Lesetext
--- --- ---
Alberto Acosta zu Fracking in Argentinien: „Mehr Abbau, weniger Demokratie“
Argentinien bringt seine Schiefergasvorkommen ins Spiel. Der ecuadorianische Ökonom Alberto Acosta hat mit einem Tribunal die Zerstörung begutachtet.
taz: Herr Acosta, sie sind Richter des International Rights of Nature Tribunal, das 2014 in Quito gegründet wurde. Der Google-Translator übersetzt dies als „Internationalen Gerichtshof für Naturrechte“. Welchen Status hat dieses Tribunal im Vergleich zu anderen internationalen Gerichtshöfen?
Alberta Acosta: Es ist ein ethisches Tribunal. Es will der Natur eine Stimme geben und auch den Gemeinschaften, die in der Natur leben und sie verteidigen. In den 1960er Jahren gab es mit dem Russell-Tribunal ein sehr wichtiges Ethiktribunal, das der Zivilgesellschaft die Tür öffnete, um die Kriegsverbrechen der USA in Vietnam anzuklagen. In Anlehnung an dieses Tribunal wurde das International Rights of Nature Tribunal gegründet, an dem Menschen aus allen Kontinenten teilnehmen.
74, ist Wirtschaftswissenschafter und Politiker. Acosta war 2007 Energie- und Bergbauminister in Ecuador.
Das Tribunal war gerade im Süden Argentiniens und hat die Auswirkungen des Fracking in Vaca Muerta untersucht, einem der weltweit größten Ölschiefervorkommen. Welches Fazit lässt sich ziehen?
Das Tribunal konnte die enormen Schäden durch Fracking für Mensch und Natur nachweisen. Der Wasserbedarf ist brutal hoch, und die Luftverschmutzung ist enorm. Das mit Quarzsand und mit einem Cocktail aus giftigen Chemikalien vermischte Wasser wird im besten Fall in den Untergrund gepresst, was zur Verunreinigung des Grundwasserspiegels führt. Dazu kommt eine steigende Zahl von Erdbeben durch die unterirdischen Explosionen. Die hinterlassenen Giftmülldeponien sind eines der schrecklichsten Gesichter von Trägheit und Korruption der zuständigen Behörden.
Vaca Muerta wird von Regierung und Opposition als Lösung aller wirtschaftlichen und finanziellen Probleme Argentiniens propagiert. Widerspruch und Widerstand werden mit der Aussicht auf die Milliarden an Dollarerlösen schlicht weggewischt. Wie reagiert die lokale Bevölkerung?
Das wird seit zehn Jahren versprochen und war doch schon immer ein Trugschluss. Eine erweiterte Kosten-Nutzen-Studie würde zeigen, dass das Fracking für Argentinien gar nicht rentabel ist. Doch das Gebiet von Vaca Muerta wird als Opferzone umgedeutet, die eben für das Allgemeinwohl buchstäblich geopfert werden müsse. Dabei melden die Ölkonzerne Gewinne, weil sie schlicht nicht alle Kosten für die Schäden übernehmen müssen, die sie verursachen. Die indigenen Gemeinschaften der Mapuche leisten organisierten Widerstand. Sie erleben die Auswirkungen der Zerstörungen und führen ihren Kampf mit konkreten Aktionen. Ebenso versuchen nicht indigene Siedler, wenn auch mit geringerer organisatorischer Kapazität, sich den Umweltschäden zu stellen und korrigierende Maßnahmen zu fordern.
--- --- ---
Aufgabenstellung
Schreiben Sie aus dem Interview über Fracking in Argentinien alles von „taz: Herr Acosta, sie“ bis hinunter zu „Bergbauminister in Ecuador.“ wortgetreu ab.

Material
--- --- ---
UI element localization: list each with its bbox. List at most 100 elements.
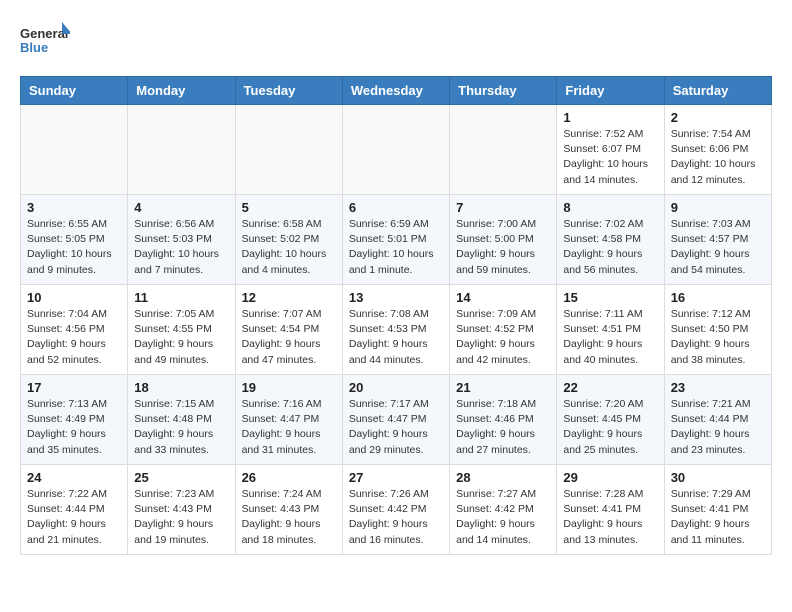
--- --- ---
Ergebnis
taz: Herr Acosta, sie sind Richter des International Rights of Nature Tribunal, das 2014 in Quito gegründet wurde. Der Google-Translator übersetzt dies als „Internationalen Gerichtshof für Naturrechte“. Welchen Status hat dieses Tribunal im Vergleich zu anderen internationalen Gerichtshöfen?
Alberta Acosta: Es ist ein ethisches Tribunal. Es will der Natur eine Stimme geben und auch den Gemeinschaften, die in der Natur leben und sie verteidigen. In den 1960er Jahren gab es mit dem Russell-Tribunal ein sehr wichtiges Ethiktribunal, das der Zivilgesellschaft die Tür öffnete, um die Kriegsverbrechen der USA in Vietnam anzuklagen. In Anlehnung an dieses Tribunal wurde das International Rights of Nature Tribunal gegründet, an dem Menschen aus allen Kontinenten teilnehmen.
74, ist Wirtschaftswissenschafter und Politiker. Acosta war 2007 Energie- und Bergbauminister in Ecuador.